Material supplied =>
● ● ● ●
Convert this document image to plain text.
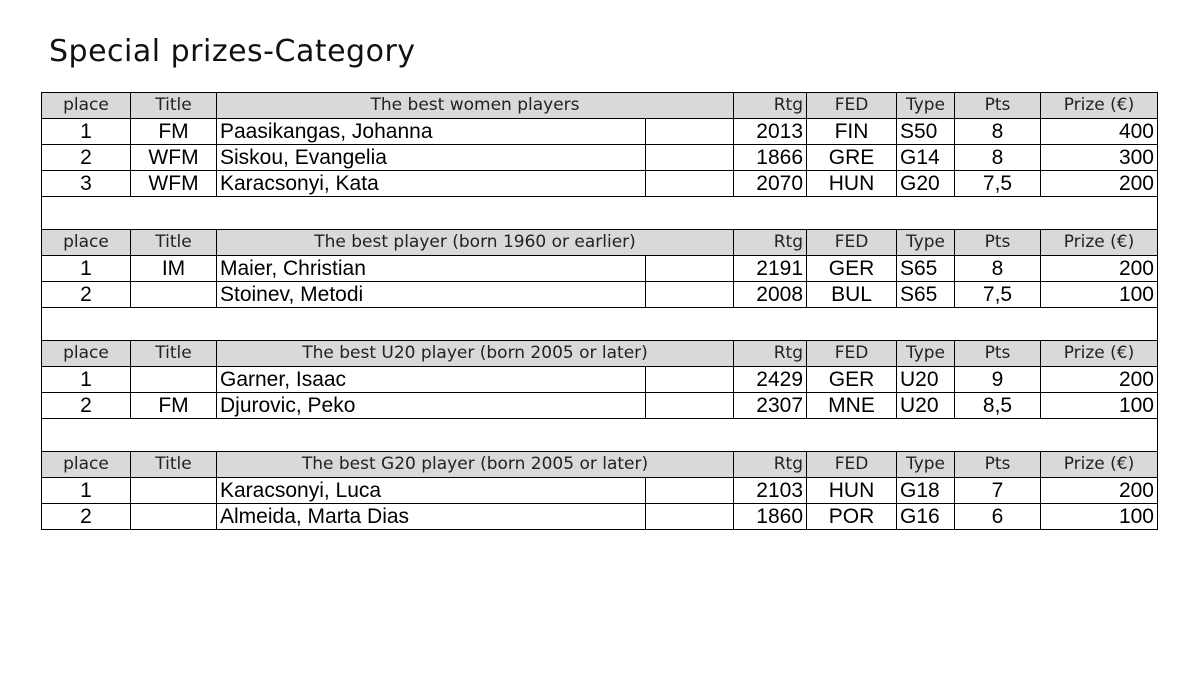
Special prizes-Category
place	Title	The best women players		Rtg	FED	Type	Pts	Prize (€)
1	FM	Paasikangas, Johanna		2013	FIN	S50	8	400
2	WFM	Siskou, Evangelia		1866	GRE	G14	8	300
3	WFM	Karacsonyi, Kata		2070	HUN	G20	7,5	200

place	Title	The best player (born 1960 or earlier)		Rtg	FED	Type	Pts	Prize (€)
1	IM	Maier, Christian		2191	GER	S65	8	200
2		Stoinev, Metodi		2008	BUL	S65	7,5	100

place	Title	The best U20 player (born 2005 or later)		Rtg	FED	Type	Pts	Prize (€)
1		Garner, Isaac		2429	GER	U20	9	200
2	FM	Djurovic, Peko		2307	MNE	U20	8,5	100

place	Title	The best G20 player (born 2005 or later)		Rtg	FED	Type	Pts	Prize (€)
1		Karacsonyi, Luca		2103	HUN	G18	7	200
2		Almeida, Marta Dias		1860	POR	G16	6	100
● ● ● ●
Directions => Every entry above is to be set down exactly; the pictures are to be left out.

Response to the exercise =>
Convert this document image to plain text.
Special prizes-Category
place	Title	The best women players		Rtg	FED	Type	Pts	Prize (€)
1	FM	Paasikangas, Johanna		2013	FIN	S50	8	400
2	WFM	Siskou, Evangelia		1866	GRE	G14	8	300
3	WFM	Karacsonyi, Kata		2070	HUN	G20	7,5	200

place	Title	The best player (born 1960 or earlier)		Rtg	FED	Type	Pts	Prize (€)
1	IM	Maier, Christian		2191	GER	S65	8	200
2		Stoinev, Metodi		2008	BUL	S65	7,5	100

place	Title	The best U20 player (born 2005 or later)		Rtg	FED	Type	Pts	Prize (€)
1		Garner, Isaac		2429	GER	U20	9	200
2	FM	Djurovic, Peko		2307	MNE	U20	8,5	100

place	Title	The best G20 player (born 2005 or later)		Rtg	FED	Type	Pts	Prize (€)
1		Karacsonyi, Luca		2103	HUN	G18	7	200
2		Almeida, Marta Dias		1860	POR	G16	6	100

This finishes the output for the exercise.